Extrait du texte
Cheminant de photo en photo dans le fonds allemand de l’ECPAD (Établissement de communication et de production audiovisuelle de la Défense) à Ivry, je recherchais des traces sur les Juifs de Thessalonique quand je suis tombée sur une image surprenante : le cliché L08 qui a une composition singulière. 

Des personnes photographiées devant un magasin juif dans la zone-ghetto du centre-ville de Thessalonique (Grèce), fin février-début mars 1943, ©ECPAD, fonds allemand, photographe inconnu, DAT 2079, cliché L08

Devant un magasin, on voit plusieurs personnes qui apparaissent déguisées. Trois hommes et un garçon sont debout, portant sur la tête un fez turc, une toque russe, une casquette de marin et un quatrième chapeau difficile à déterminer. Ils semblent discuter entre eux paisiblement alors que l’un fixe directement l’objectif. Tout cela donne l’impression que nous sommes en présence d’une scène festive. Sur la poitrine du garçon, on aperçoit l’étoile jaune qui attire le regard. Avec la scène éclairée par la lumière du matin, on peut également repérer clairement la pancarte « magasin juif » inscrite en grec et en allemand sur les portes de deux commerces. L’adresse nous indique que l’on se trouve au centre-ville de Thessalonique, rue Ioustinianou, au numéro 2 ou 20. Mais que voit-on finalement sur cette photographie ? Rapport paradoxal avec la vie quotidienne qu’elle suggère : un moment « léger » d’une normalité étrange dans des circonstances extrêmes, à l’ombre des déportations à venir des Juifs de Thessalonique. Des personnages déguisés à l’occasion d’une fête ? La connaissance des mesures antisémites à Thessalonique au même moment nous éloigne irrémédiablement de cette lecture. 

Au croisement de deux temporalités : politique antisémite et carnaval chrétien 

Le 25 février 1943, la discrimination devient visible aux yeux de tous à Thessalonique : l’étoile jaune devait être portée « à tout moment » par tout Juif de plus de 5 ans. Le lendemain, le journal collaborationniste grec Apogevmatini écrit que « les rues se sont enfin remplies d'étoiles lumineuses portées par des Juifs élégants ou sales ». Le cliché L08 se situe à ce tournant dans la vie des Juifs de la ville. Les termes utilisés dans les ordonnances successives du 6 et du 12 février 1943 permettent de reconnaître l’obligation pour les Juifs de Thessalonique du port de l’insigne imposé partout en Europe entre 1939 et 1944, mais dont la forme varie toutefois selon les territoires. Si en France, en zone occupée la distribution des insignes s'effectue dans les mairies et les commissariats de police, à Thessalonique, c’est la communauté juive organisée (les membres du Conseil communautaire) qui, sous la pression de l’échéance du 25 février 1943, s’engage à mettre en œuvre les mesures imposées par le commandement militaire de Saloniki Ägaïs et « les hommes d’Eichmann », Alois Brunner et Dieter Wisliceny, arrivés dans la ville en janvier 1943.

Lignes de données
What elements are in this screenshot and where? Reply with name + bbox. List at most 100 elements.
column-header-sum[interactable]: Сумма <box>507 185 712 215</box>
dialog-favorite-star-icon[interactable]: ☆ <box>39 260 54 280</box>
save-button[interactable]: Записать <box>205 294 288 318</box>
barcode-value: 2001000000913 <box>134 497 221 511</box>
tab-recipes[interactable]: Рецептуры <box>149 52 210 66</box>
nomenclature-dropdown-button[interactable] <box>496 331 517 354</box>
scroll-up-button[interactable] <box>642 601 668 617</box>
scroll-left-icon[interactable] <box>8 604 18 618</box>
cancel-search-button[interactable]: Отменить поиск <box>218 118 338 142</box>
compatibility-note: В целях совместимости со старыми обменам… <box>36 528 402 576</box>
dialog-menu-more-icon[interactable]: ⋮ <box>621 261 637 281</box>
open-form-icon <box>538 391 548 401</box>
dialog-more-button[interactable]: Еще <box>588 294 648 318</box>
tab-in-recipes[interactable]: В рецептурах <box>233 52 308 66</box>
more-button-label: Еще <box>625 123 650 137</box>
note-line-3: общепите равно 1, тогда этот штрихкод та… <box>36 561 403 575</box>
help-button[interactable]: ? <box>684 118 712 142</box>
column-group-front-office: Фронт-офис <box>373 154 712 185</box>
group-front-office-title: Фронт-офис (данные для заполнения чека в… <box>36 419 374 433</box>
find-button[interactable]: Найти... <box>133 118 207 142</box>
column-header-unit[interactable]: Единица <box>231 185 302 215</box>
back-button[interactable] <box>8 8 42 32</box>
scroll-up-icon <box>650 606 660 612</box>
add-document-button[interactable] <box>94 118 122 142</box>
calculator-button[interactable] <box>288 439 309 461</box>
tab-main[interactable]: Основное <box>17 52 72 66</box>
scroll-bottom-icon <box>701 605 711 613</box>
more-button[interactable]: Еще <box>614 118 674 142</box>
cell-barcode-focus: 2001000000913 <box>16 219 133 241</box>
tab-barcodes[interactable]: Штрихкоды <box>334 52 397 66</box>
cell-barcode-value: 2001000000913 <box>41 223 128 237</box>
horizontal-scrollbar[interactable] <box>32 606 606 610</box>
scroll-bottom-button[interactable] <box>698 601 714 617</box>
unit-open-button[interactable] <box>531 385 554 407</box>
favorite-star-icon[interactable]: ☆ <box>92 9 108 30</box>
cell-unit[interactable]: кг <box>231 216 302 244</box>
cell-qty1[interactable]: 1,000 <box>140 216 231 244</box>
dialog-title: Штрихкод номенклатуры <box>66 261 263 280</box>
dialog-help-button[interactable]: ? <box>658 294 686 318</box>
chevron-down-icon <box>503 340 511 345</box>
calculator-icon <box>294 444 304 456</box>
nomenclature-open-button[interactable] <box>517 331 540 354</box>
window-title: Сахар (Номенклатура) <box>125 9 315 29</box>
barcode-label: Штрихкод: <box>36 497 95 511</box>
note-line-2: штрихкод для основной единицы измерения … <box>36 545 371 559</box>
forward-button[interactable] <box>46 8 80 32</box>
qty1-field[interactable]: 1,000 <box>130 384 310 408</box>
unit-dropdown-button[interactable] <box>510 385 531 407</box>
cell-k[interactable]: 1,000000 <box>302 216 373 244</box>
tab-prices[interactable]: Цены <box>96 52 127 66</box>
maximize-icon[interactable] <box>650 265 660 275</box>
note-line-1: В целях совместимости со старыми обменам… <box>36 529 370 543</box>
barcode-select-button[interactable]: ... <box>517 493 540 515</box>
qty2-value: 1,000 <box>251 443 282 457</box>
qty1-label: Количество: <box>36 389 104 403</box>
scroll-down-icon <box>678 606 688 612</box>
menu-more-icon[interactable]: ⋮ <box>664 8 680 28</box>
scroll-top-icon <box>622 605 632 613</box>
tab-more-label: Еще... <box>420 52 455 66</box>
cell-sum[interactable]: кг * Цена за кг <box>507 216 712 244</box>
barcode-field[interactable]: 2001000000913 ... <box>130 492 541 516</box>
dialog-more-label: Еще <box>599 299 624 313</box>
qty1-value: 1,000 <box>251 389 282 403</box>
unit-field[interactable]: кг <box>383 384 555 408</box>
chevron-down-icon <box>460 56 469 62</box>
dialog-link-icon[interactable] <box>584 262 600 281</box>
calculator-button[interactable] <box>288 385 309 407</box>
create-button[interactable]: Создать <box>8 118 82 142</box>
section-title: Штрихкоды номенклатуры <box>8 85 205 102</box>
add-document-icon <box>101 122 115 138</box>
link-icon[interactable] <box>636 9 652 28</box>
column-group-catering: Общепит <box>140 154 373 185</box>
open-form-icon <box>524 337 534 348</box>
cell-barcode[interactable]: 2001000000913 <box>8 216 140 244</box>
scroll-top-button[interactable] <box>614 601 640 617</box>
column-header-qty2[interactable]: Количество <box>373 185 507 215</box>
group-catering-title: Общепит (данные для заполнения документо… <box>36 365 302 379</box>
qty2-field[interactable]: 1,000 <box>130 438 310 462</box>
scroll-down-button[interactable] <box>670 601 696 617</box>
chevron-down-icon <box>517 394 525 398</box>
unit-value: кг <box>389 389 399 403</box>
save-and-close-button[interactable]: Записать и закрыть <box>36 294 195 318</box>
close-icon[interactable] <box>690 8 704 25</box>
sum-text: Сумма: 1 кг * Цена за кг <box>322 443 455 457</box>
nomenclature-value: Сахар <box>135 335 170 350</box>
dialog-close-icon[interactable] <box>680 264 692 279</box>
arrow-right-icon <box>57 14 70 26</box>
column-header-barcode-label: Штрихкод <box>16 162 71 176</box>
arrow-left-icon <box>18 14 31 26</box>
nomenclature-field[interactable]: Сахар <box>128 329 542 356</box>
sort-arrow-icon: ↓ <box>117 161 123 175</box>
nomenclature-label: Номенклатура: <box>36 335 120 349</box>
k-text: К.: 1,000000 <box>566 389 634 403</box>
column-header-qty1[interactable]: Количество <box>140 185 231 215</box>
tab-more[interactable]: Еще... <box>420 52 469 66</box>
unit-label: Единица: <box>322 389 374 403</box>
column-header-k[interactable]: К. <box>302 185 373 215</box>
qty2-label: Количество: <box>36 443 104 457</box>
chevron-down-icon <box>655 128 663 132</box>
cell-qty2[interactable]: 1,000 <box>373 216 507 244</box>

Consigne
Relevez, s'il vous plaît, les couvre-chefs que l'extrait du texte identifie précisément sur les personnes debout du cliché L08.

Réponse finale
Un fez turc, une toque russe et une casquette de marin.